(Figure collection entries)
#####

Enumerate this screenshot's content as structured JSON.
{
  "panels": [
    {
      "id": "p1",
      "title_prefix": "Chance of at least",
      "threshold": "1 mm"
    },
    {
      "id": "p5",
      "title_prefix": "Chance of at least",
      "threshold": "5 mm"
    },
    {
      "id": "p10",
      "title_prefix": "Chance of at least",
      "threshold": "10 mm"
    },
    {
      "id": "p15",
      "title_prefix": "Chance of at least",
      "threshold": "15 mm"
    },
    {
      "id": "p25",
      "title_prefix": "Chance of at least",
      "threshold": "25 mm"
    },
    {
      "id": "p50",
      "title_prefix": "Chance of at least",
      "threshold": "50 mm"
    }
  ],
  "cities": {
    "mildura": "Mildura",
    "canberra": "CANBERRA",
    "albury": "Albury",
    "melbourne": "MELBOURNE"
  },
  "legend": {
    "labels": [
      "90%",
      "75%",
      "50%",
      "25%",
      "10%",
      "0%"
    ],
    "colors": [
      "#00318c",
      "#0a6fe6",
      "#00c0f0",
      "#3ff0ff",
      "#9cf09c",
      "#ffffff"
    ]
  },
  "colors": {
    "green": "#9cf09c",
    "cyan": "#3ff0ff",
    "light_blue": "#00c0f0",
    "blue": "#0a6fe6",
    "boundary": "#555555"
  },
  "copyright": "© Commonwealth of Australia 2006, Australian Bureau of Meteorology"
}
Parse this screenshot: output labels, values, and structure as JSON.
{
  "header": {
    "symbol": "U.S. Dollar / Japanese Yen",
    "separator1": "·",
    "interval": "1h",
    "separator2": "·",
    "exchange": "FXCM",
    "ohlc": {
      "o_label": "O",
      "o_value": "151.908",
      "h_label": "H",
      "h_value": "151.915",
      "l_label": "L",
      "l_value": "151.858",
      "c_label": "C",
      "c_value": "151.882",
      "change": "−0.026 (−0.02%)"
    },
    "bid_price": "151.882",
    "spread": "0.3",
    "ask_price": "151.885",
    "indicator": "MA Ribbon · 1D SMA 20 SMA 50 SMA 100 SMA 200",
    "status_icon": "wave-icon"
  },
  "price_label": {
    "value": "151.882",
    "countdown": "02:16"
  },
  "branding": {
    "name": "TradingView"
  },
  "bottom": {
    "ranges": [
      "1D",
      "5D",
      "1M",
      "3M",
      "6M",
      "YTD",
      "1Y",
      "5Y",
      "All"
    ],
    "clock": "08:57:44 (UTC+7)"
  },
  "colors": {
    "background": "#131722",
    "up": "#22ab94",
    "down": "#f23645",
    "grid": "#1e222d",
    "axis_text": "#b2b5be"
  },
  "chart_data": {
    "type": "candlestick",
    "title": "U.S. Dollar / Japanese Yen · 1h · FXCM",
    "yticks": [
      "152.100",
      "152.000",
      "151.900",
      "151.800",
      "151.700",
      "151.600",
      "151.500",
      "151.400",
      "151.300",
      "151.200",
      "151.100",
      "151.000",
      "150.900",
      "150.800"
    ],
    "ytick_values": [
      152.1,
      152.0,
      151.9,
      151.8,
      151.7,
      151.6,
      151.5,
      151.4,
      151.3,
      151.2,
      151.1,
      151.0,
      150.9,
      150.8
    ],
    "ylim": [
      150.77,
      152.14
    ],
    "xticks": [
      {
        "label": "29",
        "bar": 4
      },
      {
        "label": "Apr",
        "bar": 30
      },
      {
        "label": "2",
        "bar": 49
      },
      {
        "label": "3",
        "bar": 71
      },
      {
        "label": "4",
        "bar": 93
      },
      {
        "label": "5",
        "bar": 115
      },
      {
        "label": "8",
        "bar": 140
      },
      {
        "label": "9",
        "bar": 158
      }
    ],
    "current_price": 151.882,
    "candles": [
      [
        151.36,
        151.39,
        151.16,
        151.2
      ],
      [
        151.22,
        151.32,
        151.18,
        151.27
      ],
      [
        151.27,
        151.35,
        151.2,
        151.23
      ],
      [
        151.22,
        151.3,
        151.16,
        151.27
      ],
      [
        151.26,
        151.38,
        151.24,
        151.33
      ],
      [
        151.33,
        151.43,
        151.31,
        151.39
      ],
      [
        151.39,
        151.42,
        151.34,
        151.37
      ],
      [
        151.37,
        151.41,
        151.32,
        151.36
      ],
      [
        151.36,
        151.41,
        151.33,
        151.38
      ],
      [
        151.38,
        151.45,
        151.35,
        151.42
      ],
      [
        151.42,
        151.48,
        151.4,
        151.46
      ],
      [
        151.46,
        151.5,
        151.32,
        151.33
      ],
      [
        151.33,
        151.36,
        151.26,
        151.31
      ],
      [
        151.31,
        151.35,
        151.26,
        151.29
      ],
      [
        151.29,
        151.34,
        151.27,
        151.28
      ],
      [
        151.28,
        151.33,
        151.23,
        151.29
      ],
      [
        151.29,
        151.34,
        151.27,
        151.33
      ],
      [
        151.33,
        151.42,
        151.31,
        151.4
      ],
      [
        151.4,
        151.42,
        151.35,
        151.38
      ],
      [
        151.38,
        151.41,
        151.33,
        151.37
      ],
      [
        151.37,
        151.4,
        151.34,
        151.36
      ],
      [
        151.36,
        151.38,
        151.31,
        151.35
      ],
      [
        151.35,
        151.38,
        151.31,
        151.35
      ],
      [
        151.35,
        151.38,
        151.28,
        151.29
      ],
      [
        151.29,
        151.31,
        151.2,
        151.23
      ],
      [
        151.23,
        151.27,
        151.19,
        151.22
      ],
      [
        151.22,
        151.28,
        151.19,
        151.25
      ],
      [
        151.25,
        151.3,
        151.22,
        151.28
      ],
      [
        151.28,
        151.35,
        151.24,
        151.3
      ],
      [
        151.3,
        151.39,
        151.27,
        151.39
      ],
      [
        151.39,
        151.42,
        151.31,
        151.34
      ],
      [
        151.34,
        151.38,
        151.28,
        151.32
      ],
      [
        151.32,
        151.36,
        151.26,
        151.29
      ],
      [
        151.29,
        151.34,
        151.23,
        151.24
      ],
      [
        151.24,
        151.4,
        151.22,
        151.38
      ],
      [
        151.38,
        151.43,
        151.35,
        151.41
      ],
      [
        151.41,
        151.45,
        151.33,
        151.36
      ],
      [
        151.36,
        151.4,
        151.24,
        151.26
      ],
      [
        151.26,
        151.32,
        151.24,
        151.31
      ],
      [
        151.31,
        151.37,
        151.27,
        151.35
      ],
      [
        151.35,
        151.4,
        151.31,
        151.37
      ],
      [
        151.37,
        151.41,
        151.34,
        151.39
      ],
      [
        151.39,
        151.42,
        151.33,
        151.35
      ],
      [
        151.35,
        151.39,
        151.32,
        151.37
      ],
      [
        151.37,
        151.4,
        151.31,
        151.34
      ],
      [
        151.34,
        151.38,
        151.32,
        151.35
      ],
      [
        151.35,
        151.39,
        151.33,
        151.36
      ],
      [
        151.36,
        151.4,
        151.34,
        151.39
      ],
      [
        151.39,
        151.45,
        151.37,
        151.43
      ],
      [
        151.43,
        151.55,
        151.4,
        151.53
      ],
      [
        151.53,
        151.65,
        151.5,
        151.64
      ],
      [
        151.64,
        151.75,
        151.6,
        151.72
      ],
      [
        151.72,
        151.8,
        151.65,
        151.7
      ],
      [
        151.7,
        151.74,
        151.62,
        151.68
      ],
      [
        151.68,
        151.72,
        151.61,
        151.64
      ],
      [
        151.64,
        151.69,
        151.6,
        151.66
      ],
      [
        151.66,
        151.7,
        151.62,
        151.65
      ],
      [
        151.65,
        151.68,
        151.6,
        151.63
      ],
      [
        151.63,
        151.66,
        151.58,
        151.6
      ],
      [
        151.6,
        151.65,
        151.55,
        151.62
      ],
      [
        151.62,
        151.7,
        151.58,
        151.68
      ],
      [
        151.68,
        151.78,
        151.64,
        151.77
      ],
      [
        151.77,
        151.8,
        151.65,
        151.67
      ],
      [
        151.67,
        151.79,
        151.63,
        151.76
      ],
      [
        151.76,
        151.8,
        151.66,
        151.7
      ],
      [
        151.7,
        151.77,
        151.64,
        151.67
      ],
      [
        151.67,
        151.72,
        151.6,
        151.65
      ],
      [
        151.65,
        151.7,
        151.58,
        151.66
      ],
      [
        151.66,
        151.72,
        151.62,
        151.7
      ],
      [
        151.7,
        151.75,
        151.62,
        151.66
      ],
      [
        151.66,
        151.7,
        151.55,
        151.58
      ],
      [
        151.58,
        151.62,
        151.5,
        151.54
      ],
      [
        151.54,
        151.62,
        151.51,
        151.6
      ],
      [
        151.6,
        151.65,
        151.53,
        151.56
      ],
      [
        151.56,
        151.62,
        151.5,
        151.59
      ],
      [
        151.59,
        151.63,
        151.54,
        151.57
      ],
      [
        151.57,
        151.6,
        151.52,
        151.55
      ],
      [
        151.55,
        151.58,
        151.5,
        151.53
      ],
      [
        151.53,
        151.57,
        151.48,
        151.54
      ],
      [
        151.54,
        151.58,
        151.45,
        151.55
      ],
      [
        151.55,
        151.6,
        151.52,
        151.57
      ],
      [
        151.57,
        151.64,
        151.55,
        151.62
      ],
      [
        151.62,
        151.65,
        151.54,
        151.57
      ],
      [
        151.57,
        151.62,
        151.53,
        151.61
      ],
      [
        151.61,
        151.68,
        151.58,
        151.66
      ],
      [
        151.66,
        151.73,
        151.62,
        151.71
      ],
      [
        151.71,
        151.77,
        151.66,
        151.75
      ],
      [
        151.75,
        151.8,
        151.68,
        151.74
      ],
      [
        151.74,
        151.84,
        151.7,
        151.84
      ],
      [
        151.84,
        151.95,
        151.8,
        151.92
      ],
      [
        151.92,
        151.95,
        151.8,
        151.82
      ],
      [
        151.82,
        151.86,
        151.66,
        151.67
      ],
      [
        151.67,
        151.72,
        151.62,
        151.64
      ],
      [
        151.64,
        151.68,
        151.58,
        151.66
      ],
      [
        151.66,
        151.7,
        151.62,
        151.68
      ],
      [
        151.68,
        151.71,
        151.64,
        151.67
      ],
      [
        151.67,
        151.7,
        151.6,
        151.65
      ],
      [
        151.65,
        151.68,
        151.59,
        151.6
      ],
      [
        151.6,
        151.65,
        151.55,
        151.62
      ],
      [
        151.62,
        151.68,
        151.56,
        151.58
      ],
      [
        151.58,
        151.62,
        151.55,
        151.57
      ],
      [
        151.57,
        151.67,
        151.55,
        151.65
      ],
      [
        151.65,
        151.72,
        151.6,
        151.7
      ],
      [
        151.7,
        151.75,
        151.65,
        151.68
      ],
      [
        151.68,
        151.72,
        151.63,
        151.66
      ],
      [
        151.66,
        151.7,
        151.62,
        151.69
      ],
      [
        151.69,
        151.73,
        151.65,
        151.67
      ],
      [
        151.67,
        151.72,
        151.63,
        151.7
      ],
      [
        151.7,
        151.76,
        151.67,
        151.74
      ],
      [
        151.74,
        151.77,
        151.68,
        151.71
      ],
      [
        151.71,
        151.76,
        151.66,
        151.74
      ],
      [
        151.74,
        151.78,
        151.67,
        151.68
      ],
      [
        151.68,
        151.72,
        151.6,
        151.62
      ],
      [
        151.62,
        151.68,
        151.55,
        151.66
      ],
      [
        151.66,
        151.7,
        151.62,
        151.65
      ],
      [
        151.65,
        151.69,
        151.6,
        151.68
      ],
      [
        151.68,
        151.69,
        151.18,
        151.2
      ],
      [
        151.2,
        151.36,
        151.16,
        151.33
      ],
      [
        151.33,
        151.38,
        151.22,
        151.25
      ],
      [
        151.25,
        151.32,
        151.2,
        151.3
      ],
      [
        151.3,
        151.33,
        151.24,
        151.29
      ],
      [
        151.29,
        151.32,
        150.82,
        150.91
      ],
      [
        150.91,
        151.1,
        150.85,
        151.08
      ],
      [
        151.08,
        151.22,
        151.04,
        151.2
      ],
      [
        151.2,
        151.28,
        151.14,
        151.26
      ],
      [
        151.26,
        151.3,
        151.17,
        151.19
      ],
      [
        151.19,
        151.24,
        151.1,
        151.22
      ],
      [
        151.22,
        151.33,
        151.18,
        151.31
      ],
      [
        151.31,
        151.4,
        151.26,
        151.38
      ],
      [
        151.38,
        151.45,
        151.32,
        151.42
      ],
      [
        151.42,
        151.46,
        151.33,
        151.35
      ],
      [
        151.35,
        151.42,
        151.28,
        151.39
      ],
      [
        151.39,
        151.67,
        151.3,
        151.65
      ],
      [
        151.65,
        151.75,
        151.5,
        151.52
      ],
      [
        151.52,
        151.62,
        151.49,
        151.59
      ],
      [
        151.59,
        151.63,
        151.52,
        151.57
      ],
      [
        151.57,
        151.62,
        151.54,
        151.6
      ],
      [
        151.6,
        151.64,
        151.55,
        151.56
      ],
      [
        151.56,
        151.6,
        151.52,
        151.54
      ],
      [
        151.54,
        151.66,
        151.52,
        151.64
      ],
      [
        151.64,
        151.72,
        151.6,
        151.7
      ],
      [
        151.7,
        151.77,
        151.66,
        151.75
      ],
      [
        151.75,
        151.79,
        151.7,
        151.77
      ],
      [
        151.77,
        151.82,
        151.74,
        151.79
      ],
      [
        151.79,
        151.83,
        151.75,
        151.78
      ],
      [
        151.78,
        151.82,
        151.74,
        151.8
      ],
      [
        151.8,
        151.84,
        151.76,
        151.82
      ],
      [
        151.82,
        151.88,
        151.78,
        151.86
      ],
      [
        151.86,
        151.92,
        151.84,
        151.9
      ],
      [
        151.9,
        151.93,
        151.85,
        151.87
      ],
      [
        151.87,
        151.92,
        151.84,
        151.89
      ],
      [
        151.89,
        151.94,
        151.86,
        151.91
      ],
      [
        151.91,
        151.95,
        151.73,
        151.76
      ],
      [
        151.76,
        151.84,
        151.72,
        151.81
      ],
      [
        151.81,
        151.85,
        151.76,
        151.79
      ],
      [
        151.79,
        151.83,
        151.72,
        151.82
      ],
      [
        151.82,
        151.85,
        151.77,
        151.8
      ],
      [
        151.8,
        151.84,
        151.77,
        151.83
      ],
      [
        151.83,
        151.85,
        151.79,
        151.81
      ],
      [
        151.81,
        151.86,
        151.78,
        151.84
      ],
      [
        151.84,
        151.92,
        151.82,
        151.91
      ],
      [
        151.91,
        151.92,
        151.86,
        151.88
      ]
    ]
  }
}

#####

Copy every line in the entries above that has the string "Dollar" in it.

    "symbol": "U.S. Dollar / Japanese Yen",
    "title": "U.S. Dollar / Japanese Yen · 1h · FXCM",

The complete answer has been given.